» **Short task a**:
According to the text about building pool cues, how many hours of build time can a simple Merry Widow or Plain Jane cue take?

» **Given text**:

● ● ● ●

Most pool players have seen the many different pool cues used by players everywhere.
Pool cues are different length, different weight, different diameters, and are mostly made from wood but, many other materials have been used. I intend to build a pool cue and show exactly how it is done, by me.
I say “by me” because there are many ways to build a pool cue. Some ways are better than others, but I will show you my way. I will show you with pictures and explanations exactly how it is done, from start to finish.
But before we begin, I will tell you a little about myself. I retired a few years ago after a long career of electronic repair, mechanical repair, and technical training. Since I play pool and I thought that I could build a pool cue. What did I know? I was like many other pool players.
I thought that you throw a piece of wood in a lathe and you whip out a pool cue in no time. How hard could it be, it’s just round wood? I wasn’t doing this very long before I came to see the big revelation.
A simple Merry Widow or Plain Jane cue can have as much as 25 hours of build time in it. The task of building cues is a never ending learning experience. It involves a myriad of intricate techniques, methods, procedures, and abilities. I am far from knowing it all. I feel that I have just scratched the surface.
In the beginning, I thought that I would build myself a few cues and build a few extra and peddle them off at the local pool hall and maybe this would pay for my cues too. The truth is that I am still losing money. I now have about $20,000 worth of tools and material but I still haven’t made a profit. I tell people “I’m not making a profit but, I’m losing less.”
I built myself a few cues and some of the local league players asked about them when they saw me playing with them. A few of the best players in town offered to buy a cue if I customized them to their specs. So I made a few, using my best skills, materials, and techniques (at the time). They were well liked because, it seems that my methods produce a cue with a nice hit.

● ● ● ●

» **Records for this exercise**:
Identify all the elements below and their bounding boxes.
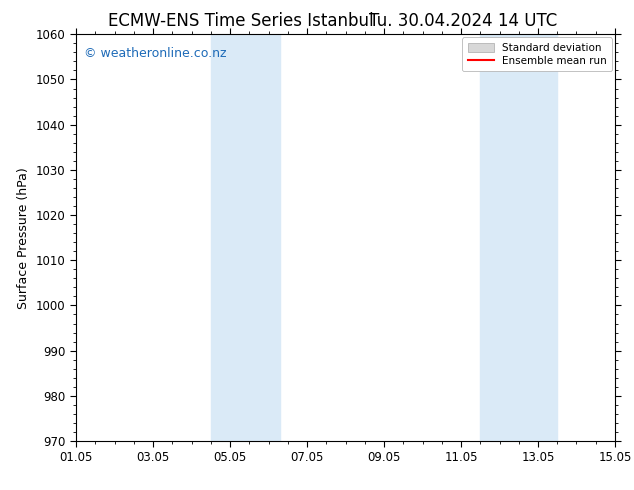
Bar [210,34,280,441]
Y-axis label: Surface Pressure (hPa): Surface Pressure (hPa) [17,167,30,309]
Text: © weatheronline.co.nz: © weatheronline.co.nz [84,47,227,59]
Text: Tu. 30.04.2024 14 UTC: Tu. 30.04.2024 14 UTC [369,12,557,30]
Bar [480,34,557,441]
Legend: Standard deviation, Ensemble mean run: Standard deviation, Ensemble mean run [462,37,612,72]
Text: ECMW-ENS Time Series Istanbul: ECMW-ENS Time Series Istanbul [108,12,373,30]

● ● ● ●

» **Short task b**:
Reproduce the listing above word for word, every line of it after the pool cue text, but leave out the picture.

» **Task result a**:
As much as 25 hours.

» **Task result b**:
Identify all the elements below and their bounding boxes.
Bar [210,34,280,441]
Y-axis label: Surface Pressure (hPa): Surface Pressure (hPa) [17,167,30,309]
Text: © weatheronline.co.nz: © weatheronline.co.nz [84,47,227,59]
Text: Tu. 30.04.2024 14 UTC: Tu. 30.04.2024 14 UTC [369,12,557,30]
Bar [480,34,557,441]
Legend: Standard deviation, Ensemble mean run: Standard deviation, Ensemble mean run [462,37,612,72]
Text: ECMW-ENS Time Series Istanbul: ECMW-ENS Time Series Istanbul [108,12,373,30]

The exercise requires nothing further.